▶ MATERIAL SUPPLIED
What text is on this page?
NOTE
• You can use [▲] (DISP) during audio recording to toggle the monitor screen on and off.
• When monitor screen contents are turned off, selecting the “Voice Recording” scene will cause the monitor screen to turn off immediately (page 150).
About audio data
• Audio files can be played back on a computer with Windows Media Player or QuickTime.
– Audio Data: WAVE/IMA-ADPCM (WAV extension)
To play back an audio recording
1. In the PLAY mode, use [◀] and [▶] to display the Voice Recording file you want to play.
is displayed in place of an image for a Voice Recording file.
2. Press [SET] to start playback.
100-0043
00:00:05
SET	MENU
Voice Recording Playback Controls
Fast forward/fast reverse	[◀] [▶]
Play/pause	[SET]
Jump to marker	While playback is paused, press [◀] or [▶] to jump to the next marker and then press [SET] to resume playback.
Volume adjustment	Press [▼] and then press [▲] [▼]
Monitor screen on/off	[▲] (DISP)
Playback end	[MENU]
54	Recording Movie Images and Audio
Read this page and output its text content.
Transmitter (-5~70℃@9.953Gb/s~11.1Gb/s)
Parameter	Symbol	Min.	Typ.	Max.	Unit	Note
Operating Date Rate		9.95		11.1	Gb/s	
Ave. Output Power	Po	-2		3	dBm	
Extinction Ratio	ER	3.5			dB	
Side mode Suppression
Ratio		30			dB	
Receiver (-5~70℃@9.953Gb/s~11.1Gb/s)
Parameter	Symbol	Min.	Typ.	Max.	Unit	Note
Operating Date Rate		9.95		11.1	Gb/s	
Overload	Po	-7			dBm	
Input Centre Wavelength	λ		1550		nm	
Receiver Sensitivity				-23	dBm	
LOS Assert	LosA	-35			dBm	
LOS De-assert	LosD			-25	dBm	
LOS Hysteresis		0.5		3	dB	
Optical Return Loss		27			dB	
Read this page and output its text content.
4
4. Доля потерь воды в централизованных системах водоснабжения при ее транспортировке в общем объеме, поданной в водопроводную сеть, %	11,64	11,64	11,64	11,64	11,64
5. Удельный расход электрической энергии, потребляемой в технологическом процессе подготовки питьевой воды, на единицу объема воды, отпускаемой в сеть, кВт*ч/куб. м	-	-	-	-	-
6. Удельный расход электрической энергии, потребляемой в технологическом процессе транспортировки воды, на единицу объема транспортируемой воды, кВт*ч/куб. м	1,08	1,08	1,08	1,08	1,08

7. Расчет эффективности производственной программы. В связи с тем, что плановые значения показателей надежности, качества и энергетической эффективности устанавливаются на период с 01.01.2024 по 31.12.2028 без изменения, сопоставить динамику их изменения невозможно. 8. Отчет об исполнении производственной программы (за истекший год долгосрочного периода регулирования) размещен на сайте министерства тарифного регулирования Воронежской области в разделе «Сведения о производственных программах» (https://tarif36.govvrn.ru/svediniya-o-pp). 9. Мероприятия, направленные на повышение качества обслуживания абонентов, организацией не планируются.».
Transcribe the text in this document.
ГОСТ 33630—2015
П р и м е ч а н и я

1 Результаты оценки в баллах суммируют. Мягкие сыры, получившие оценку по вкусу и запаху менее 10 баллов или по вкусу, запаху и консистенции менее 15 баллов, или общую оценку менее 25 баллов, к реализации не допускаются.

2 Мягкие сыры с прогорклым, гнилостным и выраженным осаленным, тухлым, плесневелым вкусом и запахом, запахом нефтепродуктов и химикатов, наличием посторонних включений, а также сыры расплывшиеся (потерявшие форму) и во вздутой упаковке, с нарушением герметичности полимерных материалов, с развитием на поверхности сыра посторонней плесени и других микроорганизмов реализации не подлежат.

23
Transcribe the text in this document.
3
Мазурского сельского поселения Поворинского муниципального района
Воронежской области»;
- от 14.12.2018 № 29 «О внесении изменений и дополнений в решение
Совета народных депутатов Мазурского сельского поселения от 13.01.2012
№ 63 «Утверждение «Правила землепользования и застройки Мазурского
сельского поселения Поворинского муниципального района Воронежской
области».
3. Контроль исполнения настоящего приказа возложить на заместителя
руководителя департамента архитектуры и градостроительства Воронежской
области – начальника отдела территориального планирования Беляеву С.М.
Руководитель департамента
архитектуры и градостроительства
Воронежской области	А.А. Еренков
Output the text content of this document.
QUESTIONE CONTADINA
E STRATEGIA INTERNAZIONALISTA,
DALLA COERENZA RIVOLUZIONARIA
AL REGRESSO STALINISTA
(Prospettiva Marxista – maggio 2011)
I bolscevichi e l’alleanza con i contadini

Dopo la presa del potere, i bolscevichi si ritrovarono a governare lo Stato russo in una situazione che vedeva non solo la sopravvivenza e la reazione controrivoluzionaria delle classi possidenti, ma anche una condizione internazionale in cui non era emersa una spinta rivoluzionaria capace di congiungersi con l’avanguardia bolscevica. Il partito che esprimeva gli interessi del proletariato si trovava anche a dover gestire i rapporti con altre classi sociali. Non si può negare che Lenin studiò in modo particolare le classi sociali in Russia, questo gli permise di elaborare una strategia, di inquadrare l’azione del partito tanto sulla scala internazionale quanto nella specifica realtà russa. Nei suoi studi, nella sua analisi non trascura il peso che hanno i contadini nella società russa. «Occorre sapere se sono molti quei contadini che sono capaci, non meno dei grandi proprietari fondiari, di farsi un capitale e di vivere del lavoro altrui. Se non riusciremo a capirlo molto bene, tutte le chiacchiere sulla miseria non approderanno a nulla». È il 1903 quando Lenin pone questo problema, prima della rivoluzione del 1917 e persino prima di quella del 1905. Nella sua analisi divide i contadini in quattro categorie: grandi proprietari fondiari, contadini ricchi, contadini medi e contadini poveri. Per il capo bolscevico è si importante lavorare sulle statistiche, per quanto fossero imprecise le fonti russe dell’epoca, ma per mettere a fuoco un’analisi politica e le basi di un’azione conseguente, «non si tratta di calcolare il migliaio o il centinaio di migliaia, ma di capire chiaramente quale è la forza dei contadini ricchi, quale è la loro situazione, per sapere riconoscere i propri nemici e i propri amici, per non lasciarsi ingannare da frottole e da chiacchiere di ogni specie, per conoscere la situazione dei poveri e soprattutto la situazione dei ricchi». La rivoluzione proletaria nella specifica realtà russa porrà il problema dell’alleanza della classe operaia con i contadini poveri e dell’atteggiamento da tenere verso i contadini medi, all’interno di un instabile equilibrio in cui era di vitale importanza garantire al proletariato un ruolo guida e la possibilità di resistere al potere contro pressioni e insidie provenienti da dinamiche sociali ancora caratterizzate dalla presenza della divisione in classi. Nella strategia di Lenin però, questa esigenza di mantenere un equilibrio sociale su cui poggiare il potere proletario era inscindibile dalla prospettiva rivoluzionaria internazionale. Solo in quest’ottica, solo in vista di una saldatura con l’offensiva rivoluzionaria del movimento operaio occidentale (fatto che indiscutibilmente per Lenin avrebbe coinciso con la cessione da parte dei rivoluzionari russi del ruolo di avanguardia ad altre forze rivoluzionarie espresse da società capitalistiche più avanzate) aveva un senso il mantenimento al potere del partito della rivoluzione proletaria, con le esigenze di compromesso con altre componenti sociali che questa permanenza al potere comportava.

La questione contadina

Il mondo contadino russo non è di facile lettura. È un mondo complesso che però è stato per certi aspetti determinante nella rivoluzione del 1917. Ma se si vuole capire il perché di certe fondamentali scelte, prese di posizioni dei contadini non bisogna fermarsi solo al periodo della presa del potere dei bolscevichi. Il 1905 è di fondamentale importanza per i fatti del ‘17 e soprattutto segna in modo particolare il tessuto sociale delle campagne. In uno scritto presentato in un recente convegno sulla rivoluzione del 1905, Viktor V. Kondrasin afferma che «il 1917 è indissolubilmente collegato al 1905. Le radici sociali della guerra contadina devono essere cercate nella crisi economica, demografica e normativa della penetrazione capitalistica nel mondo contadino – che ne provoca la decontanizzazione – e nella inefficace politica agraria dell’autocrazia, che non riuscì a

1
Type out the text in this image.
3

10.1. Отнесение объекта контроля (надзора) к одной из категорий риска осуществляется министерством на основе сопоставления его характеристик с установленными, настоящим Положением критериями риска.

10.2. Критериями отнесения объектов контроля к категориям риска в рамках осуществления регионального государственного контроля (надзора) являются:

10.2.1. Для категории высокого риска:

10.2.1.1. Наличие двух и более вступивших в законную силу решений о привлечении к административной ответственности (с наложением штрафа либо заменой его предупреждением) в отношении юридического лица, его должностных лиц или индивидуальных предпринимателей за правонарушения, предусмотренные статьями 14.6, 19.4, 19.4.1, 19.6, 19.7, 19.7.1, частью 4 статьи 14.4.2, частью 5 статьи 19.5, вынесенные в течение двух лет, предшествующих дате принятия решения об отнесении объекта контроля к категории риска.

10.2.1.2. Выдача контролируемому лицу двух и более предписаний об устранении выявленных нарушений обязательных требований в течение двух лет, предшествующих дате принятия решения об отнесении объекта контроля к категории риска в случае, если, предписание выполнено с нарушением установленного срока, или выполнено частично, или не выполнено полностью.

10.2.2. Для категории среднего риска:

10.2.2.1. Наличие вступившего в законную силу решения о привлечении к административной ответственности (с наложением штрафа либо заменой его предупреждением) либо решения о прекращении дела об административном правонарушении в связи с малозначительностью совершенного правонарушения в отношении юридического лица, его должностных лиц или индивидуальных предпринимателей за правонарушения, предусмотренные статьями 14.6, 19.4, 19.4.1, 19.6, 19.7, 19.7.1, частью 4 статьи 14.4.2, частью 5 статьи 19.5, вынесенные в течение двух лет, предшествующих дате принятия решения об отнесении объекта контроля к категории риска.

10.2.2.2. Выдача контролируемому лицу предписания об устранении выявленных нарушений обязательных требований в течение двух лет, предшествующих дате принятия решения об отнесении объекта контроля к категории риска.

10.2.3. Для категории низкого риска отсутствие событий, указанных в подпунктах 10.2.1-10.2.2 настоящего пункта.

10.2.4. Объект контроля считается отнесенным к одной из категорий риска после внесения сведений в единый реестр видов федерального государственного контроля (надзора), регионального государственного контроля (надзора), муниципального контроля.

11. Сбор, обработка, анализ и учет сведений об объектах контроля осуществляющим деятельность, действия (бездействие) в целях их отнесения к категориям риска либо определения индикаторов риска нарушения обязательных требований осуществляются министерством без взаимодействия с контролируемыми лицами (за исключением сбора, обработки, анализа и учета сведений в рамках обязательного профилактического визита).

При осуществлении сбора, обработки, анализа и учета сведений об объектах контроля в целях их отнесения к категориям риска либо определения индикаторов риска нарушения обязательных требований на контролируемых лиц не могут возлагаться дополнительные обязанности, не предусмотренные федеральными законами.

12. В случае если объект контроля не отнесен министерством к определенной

▶ REQUIRED WORK
Show all lines from the listing above in which "муниципального" appears.

▶ ANSWER TO THIS TASK
Мазурского сельского поселения Поворинского муниципального района
сельского поселения Поворинского муниципального района Воронежской
10.2.4. Объект контроля считается отнесенным к одной из категорий риска после внесения сведений в единый реестр видов федерального государственного контроля (надзора), регионального государственного контроля (надзора), муниципального контроля.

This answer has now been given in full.